List every line below containing "name".

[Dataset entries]

════════

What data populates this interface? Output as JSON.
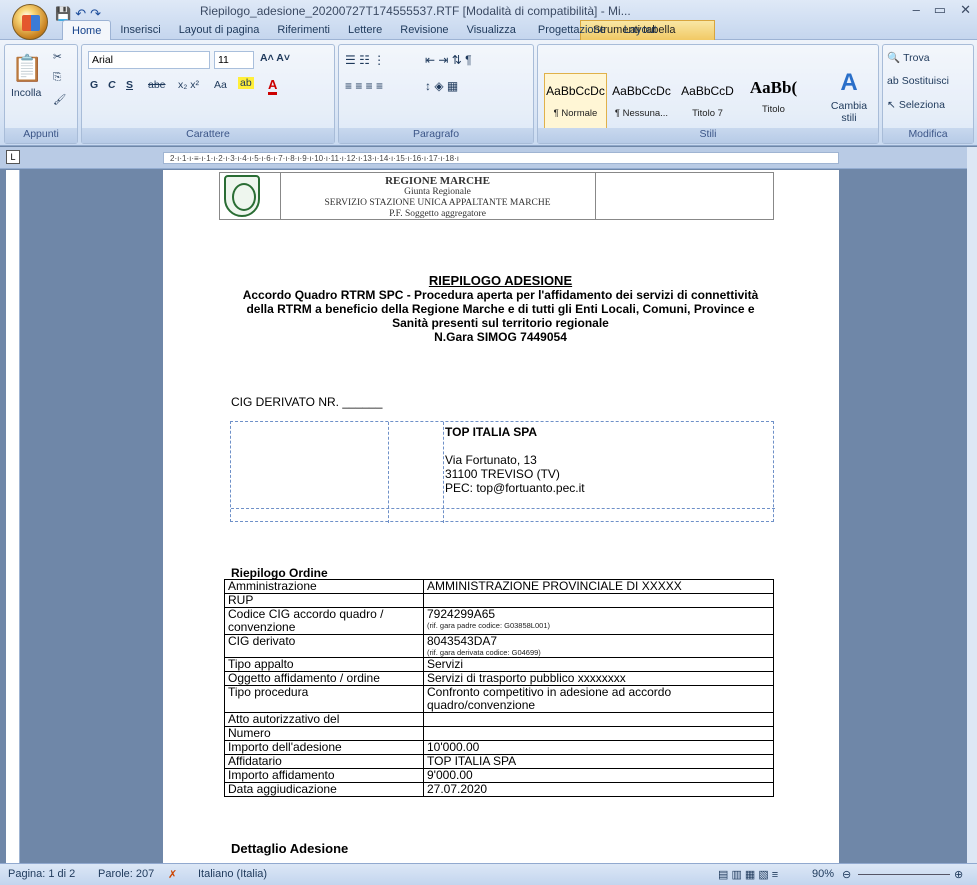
{
  "window": {
    "title": "Riepilogo_adesione_20200727T174555537.RTF [Modalità di compatibilità] - Mi...",
    "context_tab": "Strumenti tabella"
  },
  "tabs": [
    "Home",
    "Inserisci",
    "Layout di pagina",
    "Riferimenti",
    "Lettere",
    "Revisione",
    "Visualizza",
    "Progettazione",
    "Layout"
  ],
  "ribbon": {
    "clipboard": {
      "paste": "Incolla",
      "label": "Appunti"
    },
    "font": {
      "name": "Arial",
      "size": "11",
      "bold": "G",
      "italic": "C",
      "underline": "S",
      "strike": "abe",
      "label": "Carattere"
    },
    "paragraph": {
      "label": "Paragrafo"
    },
    "styles": {
      "label": "Stili",
      "items": [
        {
          "sample": "AaBbCcDc",
          "name": "¶ Normale"
        },
        {
          "sample": "AaBbCcDc",
          "name": "¶ Nessuna..."
        },
        {
          "sample": "AaBbCcD",
          "name": "Titolo 7"
        },
        {
          "sample": "AaBb(",
          "name": "Titolo"
        }
      ],
      "change": "Cambia stili"
    },
    "edit": {
      "find": "Trova",
      "replace": "Sostituisci",
      "select": "Seleziona",
      "label": "Modifica"
    }
  },
  "ruler_text": "2·ı·1·ı·≡·ı·1·ı·2·ı·3·ı·4·ı·5·ı·6·ı·7·ı·8·ı·9·ı·10·ı·11·ı·12·ı·13·ı·14·ı·15·ı·16·ı·17·ı·18·ı",
  "document": {
    "header": {
      "l1": "REGIONE MARCHE",
      "l2": "Giunta Regionale",
      "l3": "SERVIZIO STAZIONE UNICA APPALTANTE MARCHE",
      "l4": "P.F. Soggetto aggregatore"
    },
    "title": {
      "main": "RIEPILOGO ADESIONE",
      "l1": "Accordo Quadro RTRM SPC - Procedura aperta per l'affidamento dei servizi di connettività",
      "l2": "della RTRM a beneficio della Regione Marche e di tutti gli Enti Locali, Comuni, Province e",
      "l3": "Sanità presenti sul territorio regionale",
      "l4": "N.Gara SIMOG 7449054"
    },
    "cig_line": "CIG DERIVATO NR. ______",
    "address": {
      "company": "TOP ITALIA SPA",
      "street": "Via Fortunato, 13",
      "city": "31100 TREVISO (TV)",
      "pec": "PEC: top@fortuanto.pec.it"
    },
    "order_title": "Riepilogo Ordine",
    "order": [
      {
        "k": "Amministrazione",
        "v": "AMMINISTRAZIONE PROVINCIALE DI XXXXX",
        "s": ""
      },
      {
        "k": "RUP",
        "v": "",
        "s": ""
      },
      {
        "k": "Codice CIG accordo quadro / convenzione",
        "v": "7924299A65",
        "s": "(rif. gara padre codice: G03858L001)"
      },
      {
        "k": "CIG derivato",
        "v": "8043543DA7",
        "s": "(rif. gara derivata codice: G04699)"
      },
      {
        "k": "Tipo appalto",
        "v": "Servizi",
        "s": ""
      },
      {
        "k": "Oggetto affidamento / ordine",
        "v": "Servizi di trasporto pubblico xxxxxxxx",
        "s": ""
      },
      {
        "k": "Tipo procedura",
        "v": "Confronto competitivo in adesione ad accordo quadro/convenzione",
        "s": ""
      },
      {
        "k": "Atto autorizzativo del",
        "v": "",
        "s": ""
      },
      {
        "k": "Numero",
        "v": "",
        "s": ""
      },
      {
        "k": "Importo dell'adesione",
        "v": "10'000.00",
        "s": ""
      },
      {
        "k": "Affidatario",
        "v": "TOP ITALIA SPA",
        "s": ""
      },
      {
        "k": "Importo affidamento",
        "v": "9'000.00",
        "s": ""
      },
      {
        "k": "Data aggiudicazione",
        "v": "27.07.2020",
        "s": ""
      }
    ],
    "detail_title": "Dettaglio Adesione"
  },
  "status": {
    "page": "Pagina: 1 di 2",
    "words": "Parole: 207",
    "lang": "Italiano (Italia)",
    "zoom": "90%"
  }
}
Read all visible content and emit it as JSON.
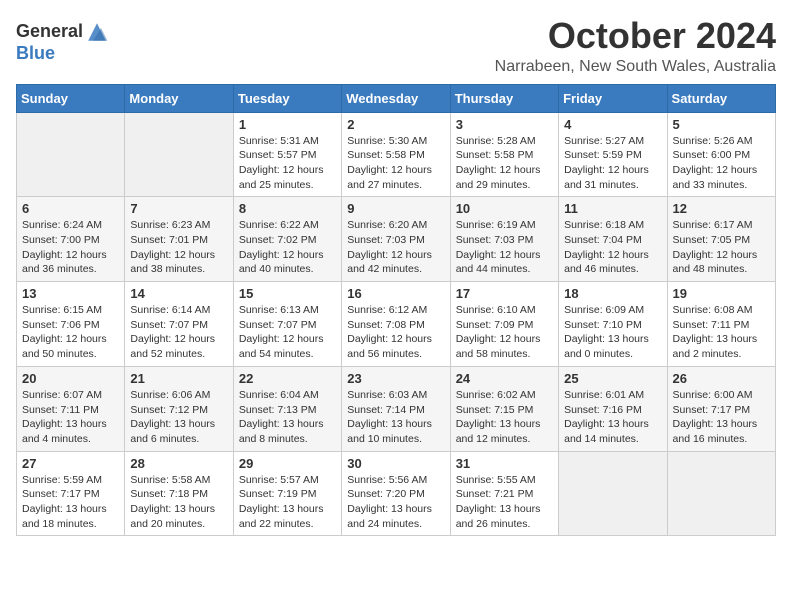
{
  "logo": {
    "line1": "General",
    "line2": "Blue"
  },
  "title": "October 2024",
  "location": "Narrabeen, New South Wales, Australia",
  "weekdays": [
    "Sunday",
    "Monday",
    "Tuesday",
    "Wednesday",
    "Thursday",
    "Friday",
    "Saturday"
  ],
  "weeks": [
    [
      {
        "day": "",
        "empty": true
      },
      {
        "day": "",
        "empty": true
      },
      {
        "day": "1",
        "sunrise": "Sunrise: 5:31 AM",
        "sunset": "Sunset: 5:57 PM",
        "daylight": "Daylight: 12 hours and 25 minutes."
      },
      {
        "day": "2",
        "sunrise": "Sunrise: 5:30 AM",
        "sunset": "Sunset: 5:58 PM",
        "daylight": "Daylight: 12 hours and 27 minutes."
      },
      {
        "day": "3",
        "sunrise": "Sunrise: 5:28 AM",
        "sunset": "Sunset: 5:58 PM",
        "daylight": "Daylight: 12 hours and 29 minutes."
      },
      {
        "day": "4",
        "sunrise": "Sunrise: 5:27 AM",
        "sunset": "Sunset: 5:59 PM",
        "daylight": "Daylight: 12 hours and 31 minutes."
      },
      {
        "day": "5",
        "sunrise": "Sunrise: 5:26 AM",
        "sunset": "Sunset: 6:00 PM",
        "daylight": "Daylight: 12 hours and 33 minutes."
      }
    ],
    [
      {
        "day": "6",
        "sunrise": "Sunrise: 6:24 AM",
        "sunset": "Sunset: 7:00 PM",
        "daylight": "Daylight: 12 hours and 36 minutes."
      },
      {
        "day": "7",
        "sunrise": "Sunrise: 6:23 AM",
        "sunset": "Sunset: 7:01 PM",
        "daylight": "Daylight: 12 hours and 38 minutes."
      },
      {
        "day": "8",
        "sunrise": "Sunrise: 6:22 AM",
        "sunset": "Sunset: 7:02 PM",
        "daylight": "Daylight: 12 hours and 40 minutes."
      },
      {
        "day": "9",
        "sunrise": "Sunrise: 6:20 AM",
        "sunset": "Sunset: 7:03 PM",
        "daylight": "Daylight: 12 hours and 42 minutes."
      },
      {
        "day": "10",
        "sunrise": "Sunrise: 6:19 AM",
        "sunset": "Sunset: 7:03 PM",
        "daylight": "Daylight: 12 hours and 44 minutes."
      },
      {
        "day": "11",
        "sunrise": "Sunrise: 6:18 AM",
        "sunset": "Sunset: 7:04 PM",
        "daylight": "Daylight: 12 hours and 46 minutes."
      },
      {
        "day": "12",
        "sunrise": "Sunrise: 6:17 AM",
        "sunset": "Sunset: 7:05 PM",
        "daylight": "Daylight: 12 hours and 48 minutes."
      }
    ],
    [
      {
        "day": "13",
        "sunrise": "Sunrise: 6:15 AM",
        "sunset": "Sunset: 7:06 PM",
        "daylight": "Daylight: 12 hours and 50 minutes."
      },
      {
        "day": "14",
        "sunrise": "Sunrise: 6:14 AM",
        "sunset": "Sunset: 7:07 PM",
        "daylight": "Daylight: 12 hours and 52 minutes."
      },
      {
        "day": "15",
        "sunrise": "Sunrise: 6:13 AM",
        "sunset": "Sunset: 7:07 PM",
        "daylight": "Daylight: 12 hours and 54 minutes."
      },
      {
        "day": "16",
        "sunrise": "Sunrise: 6:12 AM",
        "sunset": "Sunset: 7:08 PM",
        "daylight": "Daylight: 12 hours and 56 minutes."
      },
      {
        "day": "17",
        "sunrise": "Sunrise: 6:10 AM",
        "sunset": "Sunset: 7:09 PM",
        "daylight": "Daylight: 12 hours and 58 minutes."
      },
      {
        "day": "18",
        "sunrise": "Sunrise: 6:09 AM",
        "sunset": "Sunset: 7:10 PM",
        "daylight": "Daylight: 13 hours and 0 minutes."
      },
      {
        "day": "19",
        "sunrise": "Sunrise: 6:08 AM",
        "sunset": "Sunset: 7:11 PM",
        "daylight": "Daylight: 13 hours and 2 minutes."
      }
    ],
    [
      {
        "day": "20",
        "sunrise": "Sunrise: 6:07 AM",
        "sunset": "Sunset: 7:11 PM",
        "daylight": "Daylight: 13 hours and 4 minutes."
      },
      {
        "day": "21",
        "sunrise": "Sunrise: 6:06 AM",
        "sunset": "Sunset: 7:12 PM",
        "daylight": "Daylight: 13 hours and 6 minutes."
      },
      {
        "day": "22",
        "sunrise": "Sunrise: 6:04 AM",
        "sunset": "Sunset: 7:13 PM",
        "daylight": "Daylight: 13 hours and 8 minutes."
      },
      {
        "day": "23",
        "sunrise": "Sunrise: 6:03 AM",
        "sunset": "Sunset: 7:14 PM",
        "daylight": "Daylight: 13 hours and 10 minutes."
      },
      {
        "day": "24",
        "sunrise": "Sunrise: 6:02 AM",
        "sunset": "Sunset: 7:15 PM",
        "daylight": "Daylight: 13 hours and 12 minutes."
      },
      {
        "day": "25",
        "sunrise": "Sunrise: 6:01 AM",
        "sunset": "Sunset: 7:16 PM",
        "daylight": "Daylight: 13 hours and 14 minutes."
      },
      {
        "day": "26",
        "sunrise": "Sunrise: 6:00 AM",
        "sunset": "Sunset: 7:17 PM",
        "daylight": "Daylight: 13 hours and 16 minutes."
      }
    ],
    [
      {
        "day": "27",
        "sunrise": "Sunrise: 5:59 AM",
        "sunset": "Sunset: 7:17 PM",
        "daylight": "Daylight: 13 hours and 18 minutes."
      },
      {
        "day": "28",
        "sunrise": "Sunrise: 5:58 AM",
        "sunset": "Sunset: 7:18 PM",
        "daylight": "Daylight: 13 hours and 20 minutes."
      },
      {
        "day": "29",
        "sunrise": "Sunrise: 5:57 AM",
        "sunset": "Sunset: 7:19 PM",
        "daylight": "Daylight: 13 hours and 22 minutes."
      },
      {
        "day": "30",
        "sunrise": "Sunrise: 5:56 AM",
        "sunset": "Sunset: 7:20 PM",
        "daylight": "Daylight: 13 hours and 24 minutes."
      },
      {
        "day": "31",
        "sunrise": "Sunrise: 5:55 AM",
        "sunset": "Sunset: 7:21 PM",
        "daylight": "Daylight: 13 hours and 26 minutes."
      },
      {
        "day": "",
        "empty": true
      },
      {
        "day": "",
        "empty": true
      }
    ]
  ]
}
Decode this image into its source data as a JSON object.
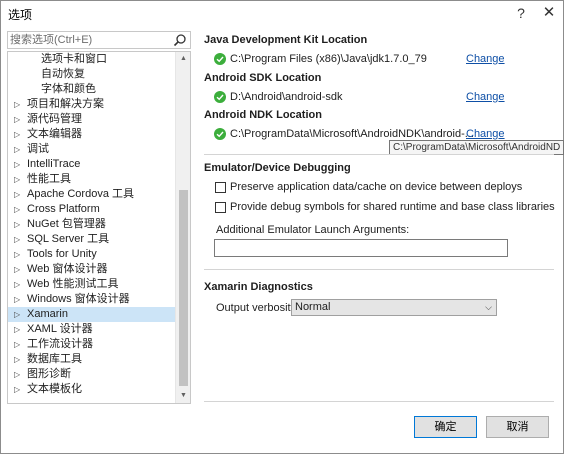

════════

● Solution to the exercise:
      "name": "Arial",
          "name": "¶ Normale"
          "name": "¶ Nessuna..."
          "name": "Titolo 7"
          "name": "Titolo"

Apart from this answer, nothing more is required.